## STORED RECORDS

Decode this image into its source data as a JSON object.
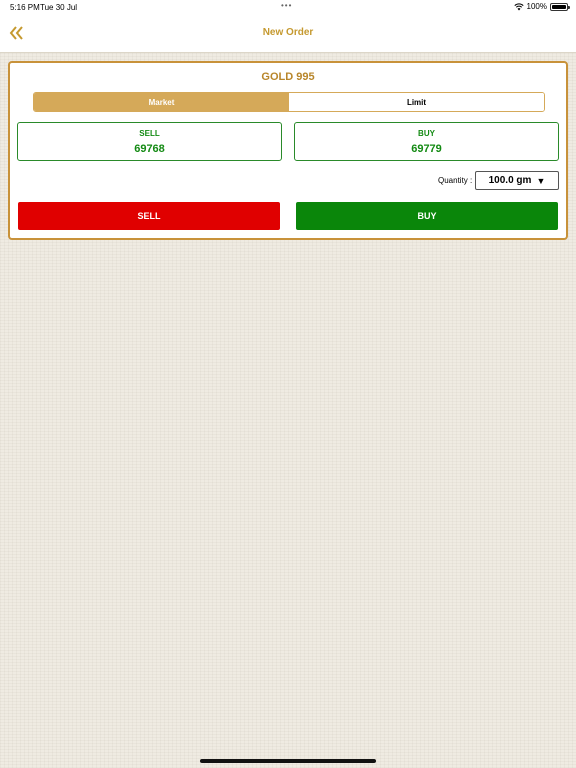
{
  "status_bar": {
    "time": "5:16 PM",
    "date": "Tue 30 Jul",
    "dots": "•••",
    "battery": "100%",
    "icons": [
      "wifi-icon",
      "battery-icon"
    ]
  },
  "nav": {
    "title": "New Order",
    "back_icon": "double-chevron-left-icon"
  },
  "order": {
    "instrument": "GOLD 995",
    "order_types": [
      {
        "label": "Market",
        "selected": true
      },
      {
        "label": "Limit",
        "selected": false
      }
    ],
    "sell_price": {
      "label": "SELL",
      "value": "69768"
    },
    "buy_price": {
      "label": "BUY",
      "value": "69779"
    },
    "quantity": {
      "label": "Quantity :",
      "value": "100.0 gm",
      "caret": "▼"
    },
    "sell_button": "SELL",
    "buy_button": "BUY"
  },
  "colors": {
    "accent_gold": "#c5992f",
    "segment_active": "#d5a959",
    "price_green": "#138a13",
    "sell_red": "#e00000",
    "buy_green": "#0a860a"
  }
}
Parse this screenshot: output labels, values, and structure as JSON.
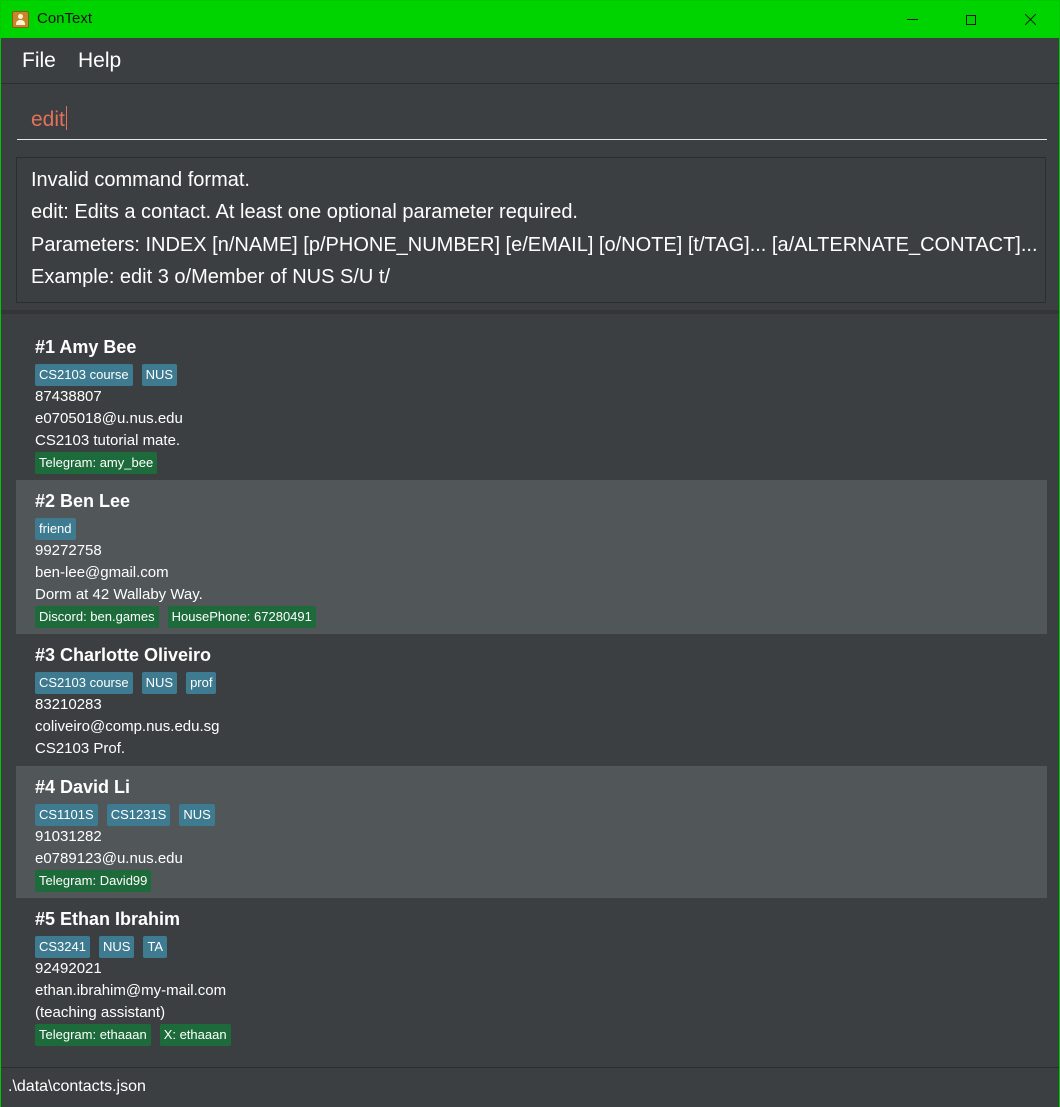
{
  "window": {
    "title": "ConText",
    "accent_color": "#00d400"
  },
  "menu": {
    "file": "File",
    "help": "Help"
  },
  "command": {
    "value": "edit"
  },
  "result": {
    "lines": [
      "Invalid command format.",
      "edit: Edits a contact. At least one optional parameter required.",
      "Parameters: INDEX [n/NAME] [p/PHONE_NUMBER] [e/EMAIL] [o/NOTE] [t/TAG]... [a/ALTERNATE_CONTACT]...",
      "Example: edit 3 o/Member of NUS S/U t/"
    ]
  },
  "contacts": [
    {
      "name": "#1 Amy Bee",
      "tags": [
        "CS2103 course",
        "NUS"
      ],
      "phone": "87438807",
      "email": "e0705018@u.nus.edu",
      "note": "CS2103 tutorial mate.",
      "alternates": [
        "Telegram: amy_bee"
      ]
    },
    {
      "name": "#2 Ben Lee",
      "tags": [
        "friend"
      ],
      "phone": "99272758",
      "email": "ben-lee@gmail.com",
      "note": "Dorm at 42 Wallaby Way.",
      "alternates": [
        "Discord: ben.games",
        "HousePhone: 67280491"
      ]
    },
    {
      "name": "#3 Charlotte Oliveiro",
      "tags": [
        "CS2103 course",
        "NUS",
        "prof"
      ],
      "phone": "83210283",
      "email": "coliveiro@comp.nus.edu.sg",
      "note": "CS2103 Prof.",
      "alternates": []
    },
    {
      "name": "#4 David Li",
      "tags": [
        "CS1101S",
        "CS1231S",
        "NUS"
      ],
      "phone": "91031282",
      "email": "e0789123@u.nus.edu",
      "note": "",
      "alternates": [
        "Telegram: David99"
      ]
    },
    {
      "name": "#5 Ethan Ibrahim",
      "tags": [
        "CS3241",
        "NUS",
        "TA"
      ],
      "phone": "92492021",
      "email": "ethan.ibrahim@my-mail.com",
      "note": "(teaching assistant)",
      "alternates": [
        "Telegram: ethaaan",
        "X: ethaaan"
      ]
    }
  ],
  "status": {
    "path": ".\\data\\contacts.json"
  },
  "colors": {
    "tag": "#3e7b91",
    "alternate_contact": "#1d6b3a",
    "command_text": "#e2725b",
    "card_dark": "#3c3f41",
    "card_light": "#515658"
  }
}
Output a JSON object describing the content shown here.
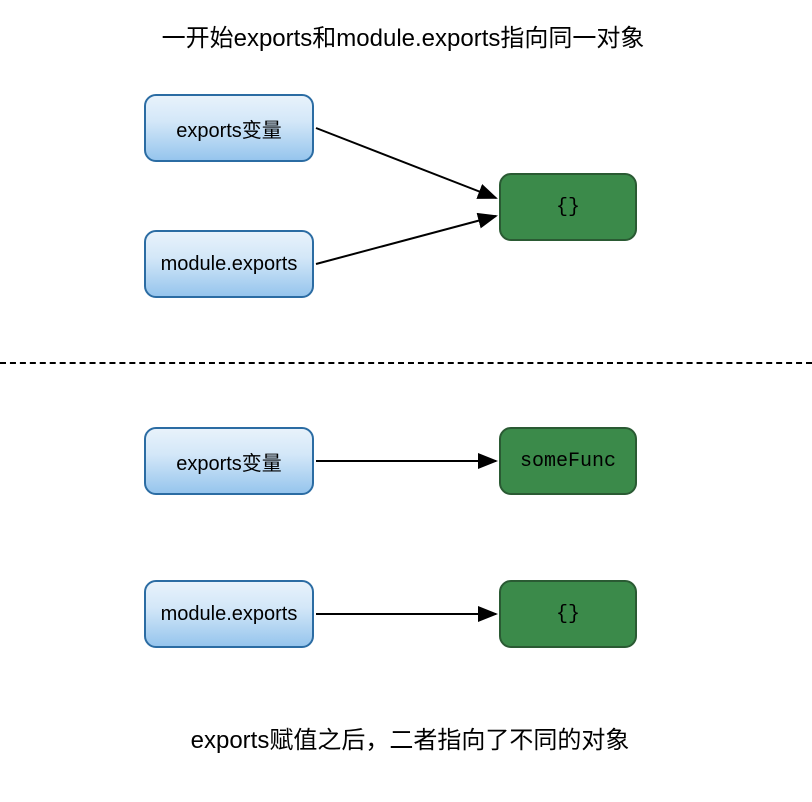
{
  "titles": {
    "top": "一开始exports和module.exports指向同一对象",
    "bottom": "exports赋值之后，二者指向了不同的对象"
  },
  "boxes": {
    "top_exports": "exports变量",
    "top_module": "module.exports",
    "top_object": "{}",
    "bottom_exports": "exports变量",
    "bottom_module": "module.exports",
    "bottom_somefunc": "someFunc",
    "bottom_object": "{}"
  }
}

## WORK TO DO
Collect the lines that hold "exports变量".

## TASK RESPONSE
    "top_exports": "exports变量",
    "bottom_exports": "exports变量",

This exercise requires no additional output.